*EXERCISE BRIEF*:
For the listing underneath, give the count of lines containing the string "стилей" and nothing further.

** Start EXTRACTED RECORDS **

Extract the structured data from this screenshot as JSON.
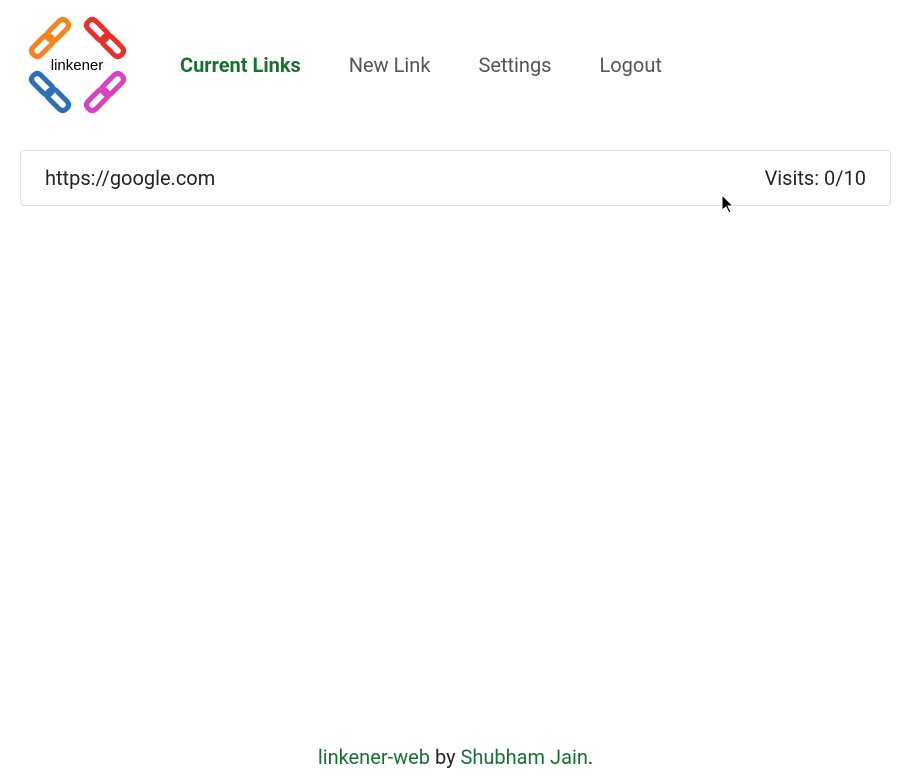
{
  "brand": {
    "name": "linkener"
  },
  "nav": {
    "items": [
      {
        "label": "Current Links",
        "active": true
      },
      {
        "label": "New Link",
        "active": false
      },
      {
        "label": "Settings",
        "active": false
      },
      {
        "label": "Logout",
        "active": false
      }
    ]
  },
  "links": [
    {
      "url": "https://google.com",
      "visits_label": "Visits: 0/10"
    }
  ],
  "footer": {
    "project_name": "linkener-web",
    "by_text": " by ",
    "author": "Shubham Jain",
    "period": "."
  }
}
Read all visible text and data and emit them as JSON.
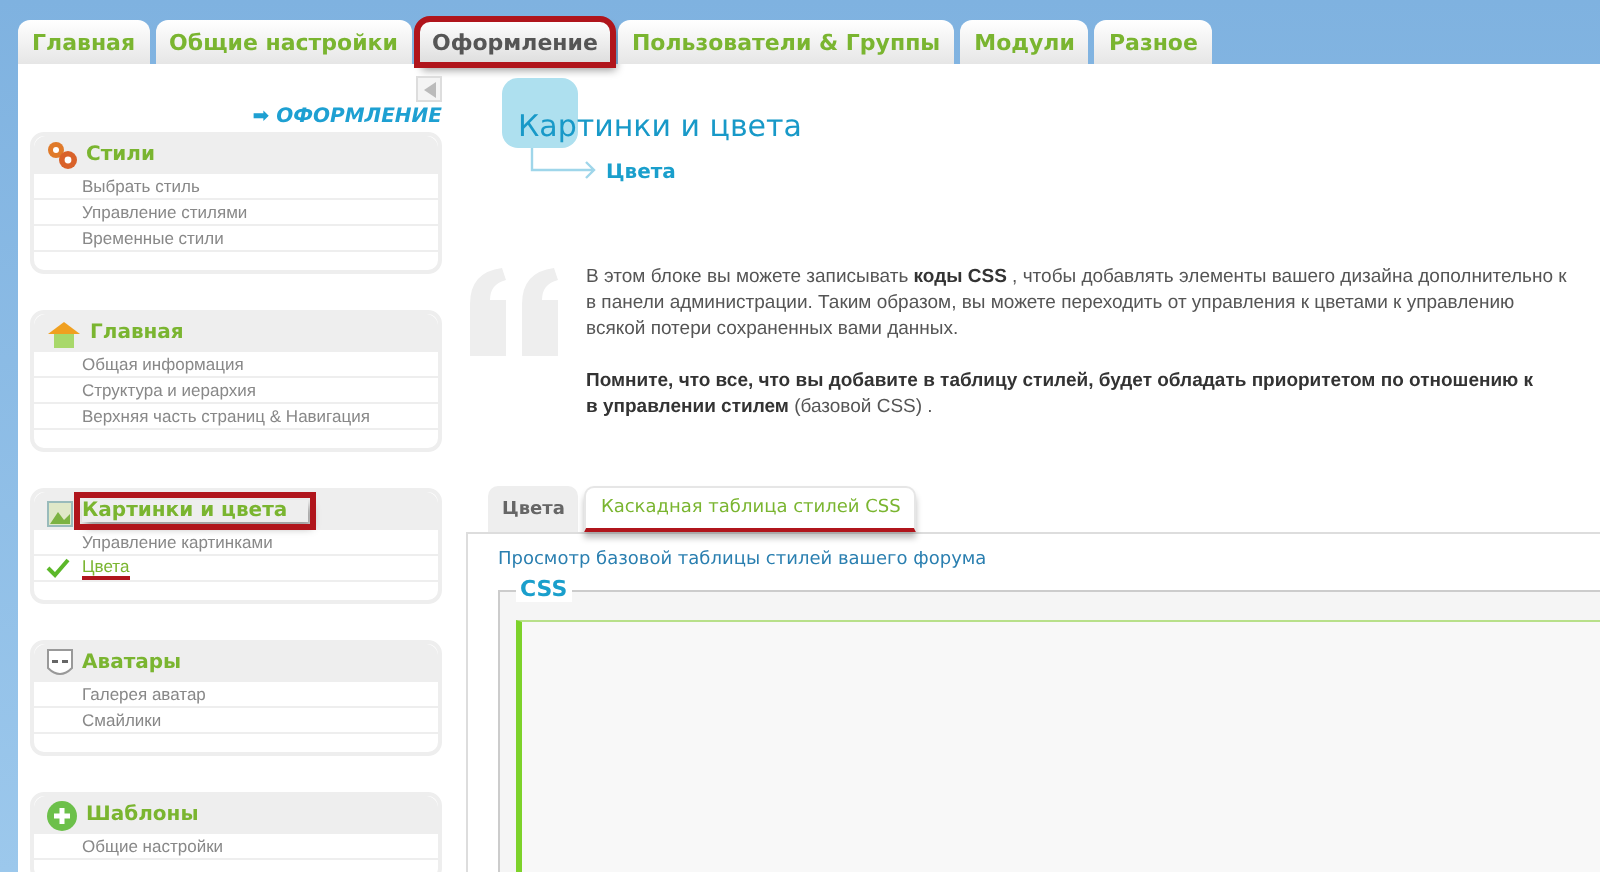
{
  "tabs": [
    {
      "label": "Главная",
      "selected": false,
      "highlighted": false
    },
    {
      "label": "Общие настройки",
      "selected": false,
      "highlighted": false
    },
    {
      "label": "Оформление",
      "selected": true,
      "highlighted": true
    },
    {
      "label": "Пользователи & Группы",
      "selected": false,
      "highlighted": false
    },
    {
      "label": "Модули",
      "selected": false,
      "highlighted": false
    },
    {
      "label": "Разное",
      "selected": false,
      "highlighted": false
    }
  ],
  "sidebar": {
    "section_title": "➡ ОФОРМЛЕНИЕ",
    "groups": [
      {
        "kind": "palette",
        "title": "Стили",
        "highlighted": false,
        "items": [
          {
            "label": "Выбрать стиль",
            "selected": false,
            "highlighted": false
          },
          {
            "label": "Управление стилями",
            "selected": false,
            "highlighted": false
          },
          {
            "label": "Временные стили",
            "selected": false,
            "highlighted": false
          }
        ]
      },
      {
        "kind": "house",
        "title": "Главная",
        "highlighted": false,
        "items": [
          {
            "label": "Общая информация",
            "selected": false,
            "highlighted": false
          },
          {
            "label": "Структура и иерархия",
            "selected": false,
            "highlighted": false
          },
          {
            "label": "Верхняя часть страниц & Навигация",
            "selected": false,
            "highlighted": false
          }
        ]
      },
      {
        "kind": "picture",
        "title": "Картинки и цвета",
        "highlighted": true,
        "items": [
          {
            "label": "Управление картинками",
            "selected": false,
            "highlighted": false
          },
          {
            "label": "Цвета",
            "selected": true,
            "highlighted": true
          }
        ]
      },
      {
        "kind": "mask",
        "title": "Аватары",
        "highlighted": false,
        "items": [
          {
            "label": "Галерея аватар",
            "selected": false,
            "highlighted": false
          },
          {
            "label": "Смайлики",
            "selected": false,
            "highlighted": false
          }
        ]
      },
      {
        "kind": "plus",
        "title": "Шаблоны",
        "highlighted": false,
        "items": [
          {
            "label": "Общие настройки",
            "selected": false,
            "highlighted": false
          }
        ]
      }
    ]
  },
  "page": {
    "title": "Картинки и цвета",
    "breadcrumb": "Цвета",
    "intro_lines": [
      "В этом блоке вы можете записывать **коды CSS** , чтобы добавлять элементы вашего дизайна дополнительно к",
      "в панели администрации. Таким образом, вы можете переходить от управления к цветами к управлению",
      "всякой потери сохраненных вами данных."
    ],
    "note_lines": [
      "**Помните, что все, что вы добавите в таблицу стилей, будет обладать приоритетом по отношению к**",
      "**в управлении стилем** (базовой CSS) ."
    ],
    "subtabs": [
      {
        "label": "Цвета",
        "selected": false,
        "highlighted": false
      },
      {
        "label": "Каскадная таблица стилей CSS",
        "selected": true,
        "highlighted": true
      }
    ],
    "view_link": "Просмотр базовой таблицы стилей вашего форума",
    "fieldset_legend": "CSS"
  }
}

** End EXTRACTED RECORDS **

*THE RESULT*:
3